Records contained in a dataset
##############################
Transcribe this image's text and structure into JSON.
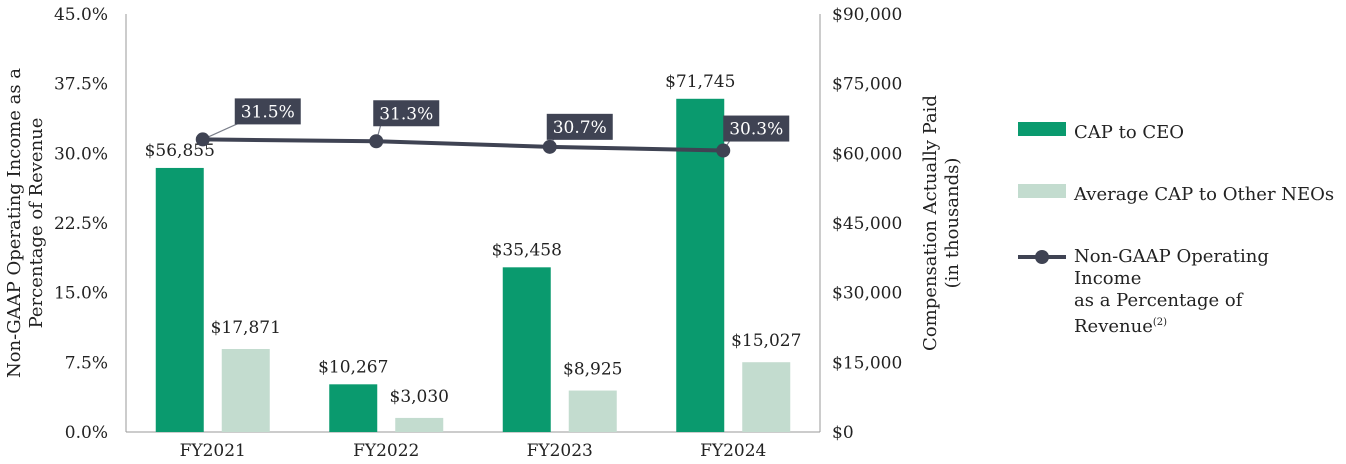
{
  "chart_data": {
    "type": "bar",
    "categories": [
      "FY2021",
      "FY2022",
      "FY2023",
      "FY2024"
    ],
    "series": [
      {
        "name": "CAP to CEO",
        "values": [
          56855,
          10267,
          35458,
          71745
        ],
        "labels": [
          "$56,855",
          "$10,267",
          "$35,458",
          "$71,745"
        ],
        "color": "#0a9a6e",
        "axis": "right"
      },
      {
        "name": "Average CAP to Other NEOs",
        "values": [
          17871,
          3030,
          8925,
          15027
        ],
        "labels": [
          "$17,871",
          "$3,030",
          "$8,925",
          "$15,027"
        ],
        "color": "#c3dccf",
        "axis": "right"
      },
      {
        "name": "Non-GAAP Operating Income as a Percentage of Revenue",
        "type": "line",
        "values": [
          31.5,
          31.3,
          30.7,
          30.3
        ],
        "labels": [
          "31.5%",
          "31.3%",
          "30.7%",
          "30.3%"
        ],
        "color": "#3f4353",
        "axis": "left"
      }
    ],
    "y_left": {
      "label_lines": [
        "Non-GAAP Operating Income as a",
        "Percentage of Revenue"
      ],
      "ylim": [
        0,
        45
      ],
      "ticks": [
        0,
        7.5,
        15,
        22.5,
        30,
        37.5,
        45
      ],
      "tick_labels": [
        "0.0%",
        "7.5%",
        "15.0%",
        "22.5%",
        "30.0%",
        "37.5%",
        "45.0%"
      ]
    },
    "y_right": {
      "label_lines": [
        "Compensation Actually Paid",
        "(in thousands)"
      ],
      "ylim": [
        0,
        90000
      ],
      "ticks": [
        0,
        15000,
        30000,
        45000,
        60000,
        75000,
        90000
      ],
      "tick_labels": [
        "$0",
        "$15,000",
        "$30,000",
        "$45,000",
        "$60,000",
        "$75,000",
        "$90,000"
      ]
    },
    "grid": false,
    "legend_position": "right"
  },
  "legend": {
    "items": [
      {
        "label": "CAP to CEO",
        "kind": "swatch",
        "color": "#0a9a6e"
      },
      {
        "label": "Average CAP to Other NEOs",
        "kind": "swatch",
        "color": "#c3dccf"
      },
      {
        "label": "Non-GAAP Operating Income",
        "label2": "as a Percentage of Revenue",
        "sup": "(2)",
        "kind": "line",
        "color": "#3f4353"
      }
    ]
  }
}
##############################
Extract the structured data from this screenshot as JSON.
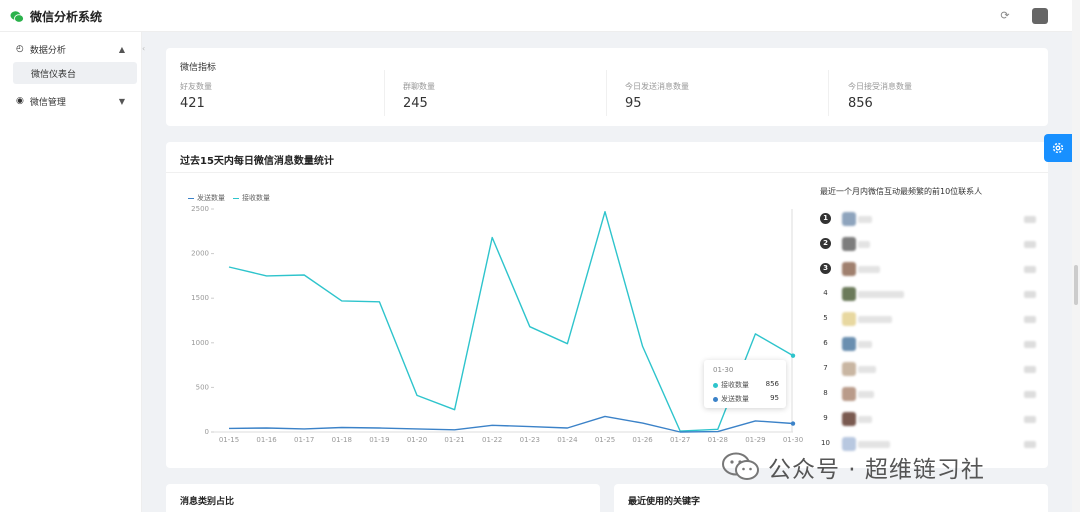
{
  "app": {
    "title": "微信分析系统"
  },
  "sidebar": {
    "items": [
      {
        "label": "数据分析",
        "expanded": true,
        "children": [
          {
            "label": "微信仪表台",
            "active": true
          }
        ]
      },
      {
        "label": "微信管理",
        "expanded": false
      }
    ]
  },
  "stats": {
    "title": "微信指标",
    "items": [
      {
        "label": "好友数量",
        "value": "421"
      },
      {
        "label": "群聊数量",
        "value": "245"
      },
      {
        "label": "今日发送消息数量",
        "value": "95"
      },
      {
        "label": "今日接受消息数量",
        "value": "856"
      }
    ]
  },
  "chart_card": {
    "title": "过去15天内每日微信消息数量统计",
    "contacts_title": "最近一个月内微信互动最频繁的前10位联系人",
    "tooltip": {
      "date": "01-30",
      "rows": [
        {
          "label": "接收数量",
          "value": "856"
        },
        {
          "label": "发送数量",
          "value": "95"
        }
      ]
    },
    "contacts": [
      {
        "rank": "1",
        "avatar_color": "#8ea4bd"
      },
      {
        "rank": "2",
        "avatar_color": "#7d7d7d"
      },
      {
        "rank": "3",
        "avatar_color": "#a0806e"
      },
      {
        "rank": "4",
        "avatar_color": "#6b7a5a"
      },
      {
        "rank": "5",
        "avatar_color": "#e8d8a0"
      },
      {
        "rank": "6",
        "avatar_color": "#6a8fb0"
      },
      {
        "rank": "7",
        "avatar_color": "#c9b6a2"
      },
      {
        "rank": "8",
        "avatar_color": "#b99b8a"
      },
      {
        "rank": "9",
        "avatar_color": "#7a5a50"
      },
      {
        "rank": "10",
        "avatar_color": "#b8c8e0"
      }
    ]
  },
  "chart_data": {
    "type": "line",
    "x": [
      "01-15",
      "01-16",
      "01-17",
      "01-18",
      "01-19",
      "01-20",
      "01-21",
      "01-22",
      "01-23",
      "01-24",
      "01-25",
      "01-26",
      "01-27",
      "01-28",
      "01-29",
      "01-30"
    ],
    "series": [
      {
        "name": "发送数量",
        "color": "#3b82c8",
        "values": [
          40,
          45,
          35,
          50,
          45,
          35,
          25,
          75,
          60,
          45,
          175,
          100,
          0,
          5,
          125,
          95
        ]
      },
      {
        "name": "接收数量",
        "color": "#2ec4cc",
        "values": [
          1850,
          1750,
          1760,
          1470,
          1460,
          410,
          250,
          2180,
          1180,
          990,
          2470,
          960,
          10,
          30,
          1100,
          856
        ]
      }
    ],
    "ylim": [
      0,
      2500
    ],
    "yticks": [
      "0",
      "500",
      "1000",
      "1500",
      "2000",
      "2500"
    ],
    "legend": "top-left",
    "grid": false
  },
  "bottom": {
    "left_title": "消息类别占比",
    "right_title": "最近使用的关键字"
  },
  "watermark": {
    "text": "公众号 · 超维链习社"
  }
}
##############################
Pull out every line holding "false" from the records above, and copy it.

    "grid": false,
        "expanded": false
    "grid": false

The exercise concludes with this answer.